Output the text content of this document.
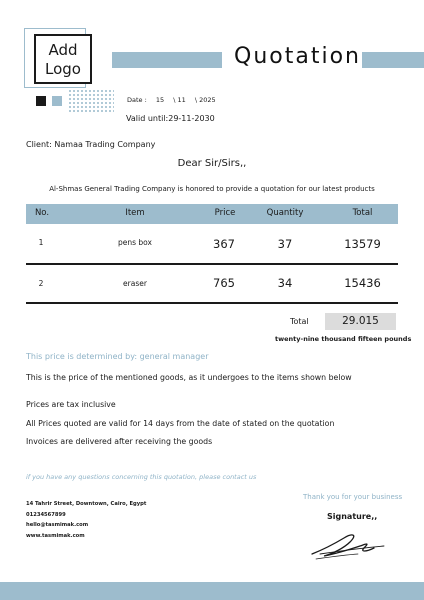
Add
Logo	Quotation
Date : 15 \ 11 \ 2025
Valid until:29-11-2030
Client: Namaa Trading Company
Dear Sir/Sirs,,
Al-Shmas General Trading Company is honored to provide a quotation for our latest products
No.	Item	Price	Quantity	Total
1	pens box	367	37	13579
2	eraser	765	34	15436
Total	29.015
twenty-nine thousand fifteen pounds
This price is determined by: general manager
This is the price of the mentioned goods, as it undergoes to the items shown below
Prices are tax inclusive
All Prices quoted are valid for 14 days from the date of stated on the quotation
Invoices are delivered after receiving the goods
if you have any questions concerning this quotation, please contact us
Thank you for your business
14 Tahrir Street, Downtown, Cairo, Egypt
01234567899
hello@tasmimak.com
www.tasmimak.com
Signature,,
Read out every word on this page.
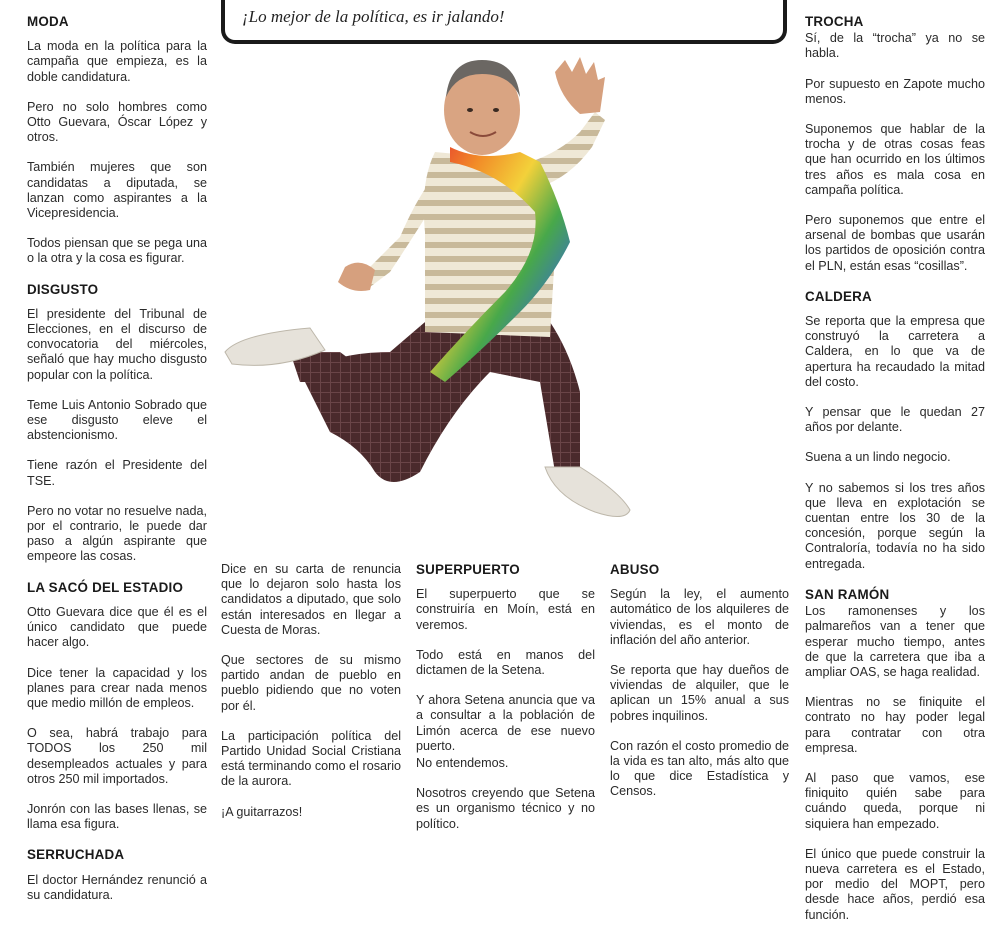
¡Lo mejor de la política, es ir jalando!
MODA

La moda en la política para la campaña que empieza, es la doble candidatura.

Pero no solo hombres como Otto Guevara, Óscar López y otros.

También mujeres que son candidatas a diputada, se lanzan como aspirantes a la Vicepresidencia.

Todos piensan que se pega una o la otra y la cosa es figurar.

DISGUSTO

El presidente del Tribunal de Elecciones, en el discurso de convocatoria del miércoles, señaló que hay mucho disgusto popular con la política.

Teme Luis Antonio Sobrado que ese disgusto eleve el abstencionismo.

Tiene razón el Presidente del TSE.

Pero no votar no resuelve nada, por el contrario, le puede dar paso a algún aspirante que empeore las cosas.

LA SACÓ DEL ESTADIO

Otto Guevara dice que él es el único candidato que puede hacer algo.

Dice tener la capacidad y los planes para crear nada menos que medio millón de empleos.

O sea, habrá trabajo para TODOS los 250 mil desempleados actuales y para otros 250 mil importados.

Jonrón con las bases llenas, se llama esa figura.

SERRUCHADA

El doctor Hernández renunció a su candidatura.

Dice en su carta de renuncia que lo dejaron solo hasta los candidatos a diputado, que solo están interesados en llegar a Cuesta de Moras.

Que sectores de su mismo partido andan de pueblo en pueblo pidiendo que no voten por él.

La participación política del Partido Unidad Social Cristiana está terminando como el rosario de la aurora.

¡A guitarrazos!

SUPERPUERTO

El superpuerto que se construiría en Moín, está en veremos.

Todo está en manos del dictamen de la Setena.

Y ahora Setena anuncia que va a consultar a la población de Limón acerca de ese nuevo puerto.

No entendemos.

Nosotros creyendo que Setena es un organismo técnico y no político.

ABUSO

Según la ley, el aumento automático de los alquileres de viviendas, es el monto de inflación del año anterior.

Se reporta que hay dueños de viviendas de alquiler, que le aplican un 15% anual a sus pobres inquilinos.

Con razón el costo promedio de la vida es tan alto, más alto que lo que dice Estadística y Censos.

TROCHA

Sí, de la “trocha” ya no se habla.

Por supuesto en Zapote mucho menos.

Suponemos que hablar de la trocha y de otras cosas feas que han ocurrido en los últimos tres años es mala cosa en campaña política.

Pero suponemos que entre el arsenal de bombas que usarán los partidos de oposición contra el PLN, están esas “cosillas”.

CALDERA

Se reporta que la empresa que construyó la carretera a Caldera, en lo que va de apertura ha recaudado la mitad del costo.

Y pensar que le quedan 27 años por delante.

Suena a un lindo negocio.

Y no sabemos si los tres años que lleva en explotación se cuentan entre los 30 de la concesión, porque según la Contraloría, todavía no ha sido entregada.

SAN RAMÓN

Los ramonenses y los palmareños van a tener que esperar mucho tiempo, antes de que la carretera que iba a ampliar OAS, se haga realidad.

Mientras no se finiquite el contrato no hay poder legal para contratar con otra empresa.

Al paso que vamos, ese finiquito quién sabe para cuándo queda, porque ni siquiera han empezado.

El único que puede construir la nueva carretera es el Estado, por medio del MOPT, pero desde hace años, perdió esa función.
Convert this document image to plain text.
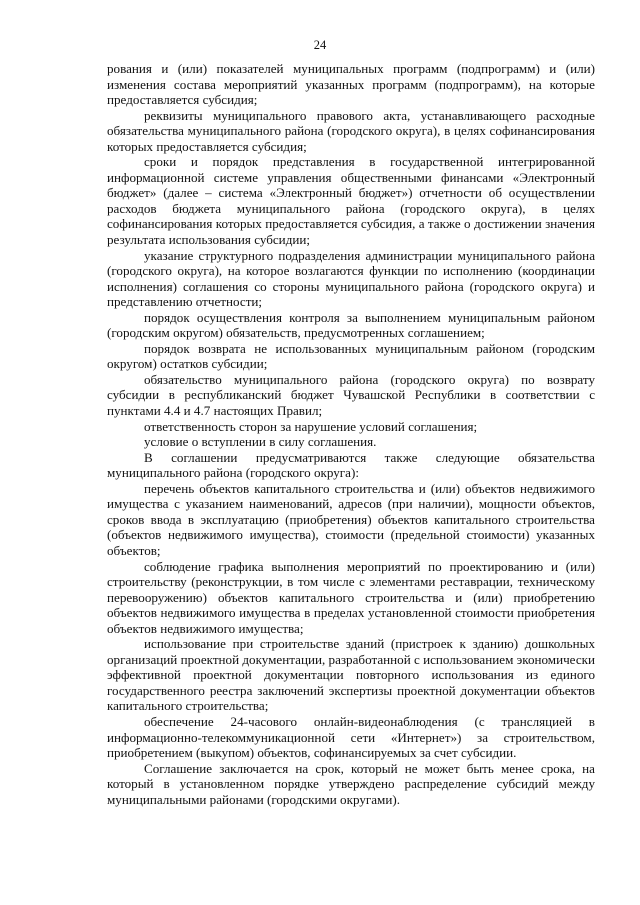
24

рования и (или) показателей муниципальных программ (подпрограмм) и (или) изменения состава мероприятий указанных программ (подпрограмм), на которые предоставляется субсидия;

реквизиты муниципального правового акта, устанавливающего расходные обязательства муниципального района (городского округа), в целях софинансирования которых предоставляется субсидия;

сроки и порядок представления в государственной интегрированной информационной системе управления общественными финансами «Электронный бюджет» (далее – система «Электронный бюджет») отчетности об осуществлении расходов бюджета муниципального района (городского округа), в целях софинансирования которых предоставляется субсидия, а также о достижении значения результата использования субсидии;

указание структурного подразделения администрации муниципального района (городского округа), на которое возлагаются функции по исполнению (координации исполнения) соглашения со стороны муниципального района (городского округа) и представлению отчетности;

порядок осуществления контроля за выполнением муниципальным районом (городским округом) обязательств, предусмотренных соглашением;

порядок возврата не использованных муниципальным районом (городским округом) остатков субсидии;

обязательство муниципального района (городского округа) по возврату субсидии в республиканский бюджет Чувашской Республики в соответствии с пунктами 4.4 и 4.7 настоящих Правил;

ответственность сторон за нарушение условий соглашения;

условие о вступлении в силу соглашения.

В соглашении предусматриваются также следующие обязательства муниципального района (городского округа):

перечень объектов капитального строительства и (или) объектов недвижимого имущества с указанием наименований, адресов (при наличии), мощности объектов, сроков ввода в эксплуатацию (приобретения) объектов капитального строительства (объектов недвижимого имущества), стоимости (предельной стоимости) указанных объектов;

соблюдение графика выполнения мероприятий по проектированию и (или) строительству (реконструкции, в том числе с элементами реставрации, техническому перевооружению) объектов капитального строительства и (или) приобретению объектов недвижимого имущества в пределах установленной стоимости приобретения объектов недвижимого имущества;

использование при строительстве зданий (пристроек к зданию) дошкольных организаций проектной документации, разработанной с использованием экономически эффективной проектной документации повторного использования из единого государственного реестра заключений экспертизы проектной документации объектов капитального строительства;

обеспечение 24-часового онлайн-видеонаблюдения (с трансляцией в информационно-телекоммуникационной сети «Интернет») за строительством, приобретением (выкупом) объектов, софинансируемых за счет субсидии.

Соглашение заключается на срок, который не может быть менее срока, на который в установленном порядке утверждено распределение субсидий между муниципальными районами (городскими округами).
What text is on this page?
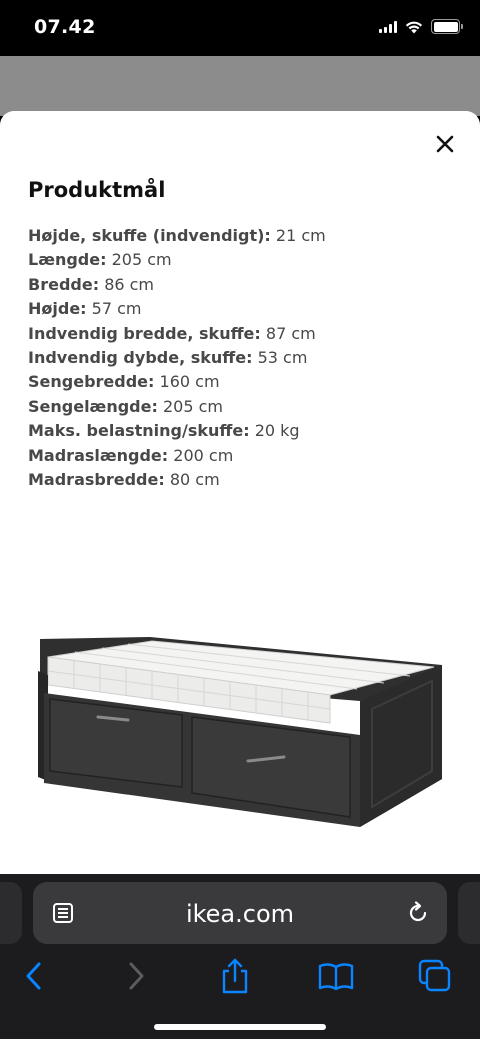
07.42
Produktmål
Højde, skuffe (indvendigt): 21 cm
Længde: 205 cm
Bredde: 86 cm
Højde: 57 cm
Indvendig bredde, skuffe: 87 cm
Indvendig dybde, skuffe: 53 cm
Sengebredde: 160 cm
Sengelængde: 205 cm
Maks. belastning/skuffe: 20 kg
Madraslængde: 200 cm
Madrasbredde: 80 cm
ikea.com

========

- **What is being asked**
Repeat the listing in full and exactly. Do not include any images.

- **Answer to this exercise**
Output the text content of this document.
Add
Logo	Quotation
Date : 15 \ 11 \ 2025
Valid until:29-11-2030
Client: Namaa Trading Company
Dear Sir/Sirs,,
Al-Shmas General Trading Company is honored to provide a quotation for our latest products
No.	Item	Price	Quantity	Total
1	pens box	367	37	13579
2	eraser	765	34	15436
Total	29.015
twenty-nine thousand fifteen pounds
This price is determined by: general manager
This is the price of the mentioned goods, as it undergoes to the items shown below
Prices are tax inclusive
All Prices quoted are valid for 14 days from the date of stated on the quotation
Invoices are delivered after receiving the goods
if you have any questions concerning this quotation, please contact us
Thank you for your business
14 Tahrir Street, Downtown, Cairo, Egypt
01234567899
hello@tasmimak.com
www.tasmimak.com
Signature,,
Read out every word on this page.
¡Lo mejor de la política, es ir jalando!
MODA

La moda en la política para la campaña que empieza, es la doble candidatura.

Pero no solo hombres como Otto Guevara, Óscar López y otros.

También mujeres que son candidatas a diputada, se lanzan como aspirantes a la Vicepresidencia.

Todos piensan que se pega una o la otra y la cosa es figurar.

DISGUSTO

El presidente del Tribunal de Elecciones, en el discurso de convocatoria del miércoles, señaló que hay mucho disgusto popular con la política.

Teme Luis Antonio Sobrado que ese disgusto eleve el abstencionismo.

Tiene razón el Presidente del TSE.

Pero no votar no resuelve nada, por el contrario, le puede dar paso a algún aspirante que empeore las cosas.

LA SACÓ DEL ESTADIO

Otto Guevara dice que él es el único candidato que puede hacer algo.

Dice tener la capacidad y los planes para crear nada menos que medio millón de empleos.

O sea, habrá trabajo para TODOS los 250 mil desempleados actuales y para otros 250 mil importados.

Jonrón con las bases llenas, se llama esa figura.

SERRUCHADA

El doctor Hernández renunció a su candidatura.

Dice en su carta de renuncia que lo dejaron solo hasta los candidatos a diputado, que solo están interesados en llegar a Cuesta de Moras.

Que sectores de su mismo partido andan de pueblo en pueblo pidiendo que no voten por él.

La participación política del Partido Unidad Social Cristiana está terminando como el rosario de la aurora.

¡A guitarrazos!

SUPERPUERTO

El superpuerto que se construiría en Moín, está en veremos.

Todo está en manos del dictamen de la Setena.

Y ahora Setena anuncia que va a consultar a la población de Limón acerca de ese nuevo puerto.

No entendemos.

Nosotros creyendo que Setena es un organismo técnico y no político.

ABUSO

Según la ley, el aumento automático de los alquileres de viviendas, es el monto de inflación del año anterior.

Se reporta que hay dueños de viviendas de alquiler, que le aplican un 15% anual a sus pobres inquilinos.

Con razón el costo promedio de la vida es tan alto, más alto que lo que dice Estadística y Censos.

TROCHA

Sí, de la “trocha” ya no se habla.

Por supuesto en Zapote mucho menos.

Suponemos que hablar de la trocha y de otras cosas feas que han ocurrido en los últimos tres años es mala cosa en campaña política.

Pero suponemos que entre el arsenal de bombas que usarán los partidos de oposición contra el PLN, están esas “cosillas”.

CALDERA

Se reporta que la empresa que construyó la carretera a Caldera, en lo que va de apertura ha recaudado la mitad del costo.

Y pensar que le quedan 27 años por delante.

Suena a un lindo negocio.

Y no sabemos si los tres años que lleva en explotación se cuentan entre los 30 de la concesión, porque según la Contraloría, todavía no ha sido entregada.

SAN RAMÓN

Los ramonenses y los palmareños van a tener que esperar mucho tiempo, antes de que la carretera que iba a ampliar OAS, se haga realidad.

Mientras no se finiquite el contrato no hay poder legal para contratar con otra empresa.

Al paso que vamos, ese finiquito quién sabe para cuándo queda, porque ni siquiera han empezado.

El único que puede construir la nueva carretera es el Estado, por medio del MOPT, pero desde hace años, perdió esa función.
Convert this document image to plain text.
24

рования и (или) показателей муниципальных программ (подпрограмм) и (или) изменения состава мероприятий указанных программ (подпрограмм), на которые предоставляется субсидия;

реквизиты муниципального правового акта, устанавливающего расходные обязательства муниципального района (городского округа), в целях софинансирования которых предоставляется субсидия;

сроки и порядок представления в государственной интегрированной информационной системе управления общественными финансами «Электронный бюджет» (далее – система «Электронный бюджет») отчетности об осуществлении расходов бюджета муниципального района (городского округа), в целях софинансирования которых предоставляется субсидия, а также о достижении значения результата использования субсидии;

указание структурного подразделения администрации муниципального района (городского округа), на которое возлагаются функции по исполнению (координации исполнения) соглашения со стороны муниципального района (городского округа) и представлению отчетности;

порядок осуществления контроля за выполнением муниципальным районом (городским округом) обязательств, предусмотренных соглашением;

порядок возврата не использованных муниципальным районом (городским округом) остатков субсидии;

обязательство муниципального района (городского округа) по возврату субсидии в республиканский бюджет Чувашской Республики в соответствии с пунктами 4.4 и 4.7 настоящих Правил;

ответственность сторон за нарушение условий соглашения;

условие о вступлении в силу соглашения.

В соглашении предусматриваются также следующие обязательства муниципального района (городского округа):

перечень объектов капитального строительства и (или) объектов недвижимого имущества с указанием наименований, адресов (при наличии), мощности объектов, сроков ввода в эксплуатацию (приобретения) объектов капитального строительства (объектов недвижимого имущества), стоимости (предельной стоимости) указанных объектов;

соблюдение графика выполнения мероприятий по проектированию и (или) строительству (реконструкции, в том числе с элементами реставрации, техническому перевооружению) объектов капитального строительства и (или) приобретению объектов недвижимого имущества в пределах установленной стоимости приобретения объектов недвижимого имущества;

использование при строительстве зданий (пристроек к зданию) дошкольных организаций проектной документации, разработанной с использованием экономически эффективной проектной документации повторного использования из единого государственного реестра заключений экспертизы проектной документации объектов капитального строительства;

обеспечение 24-часового онлайн-видеонаблюдения (с трансляцией в информационно-телекоммуникационной сети «Интернет») за строительством, приобретением (выкупом) объектов, софинансируемых за счет субсидии.

Соглашение заключается на срок, который не может быть менее срока, на который в установленном порядке утверждено распределение субсидий между муниципальными районами (городскими округами).
What text is on this page?
07.42
Produktmål
Højde, skuffe (indvendigt): 21 cm
Længde: 205 cm
Bredde: 86 cm
Højde: 57 cm
Indvendig bredde, skuffe: 87 cm
Indvendig dybde, skuffe: 53 cm
Sengebredde: 160 cm
Sengelængde: 205 cm
Maks. belastning/skuffe: 20 kg
Madraslængde: 200 cm
Madrasbredde: 80 cm
ikea.com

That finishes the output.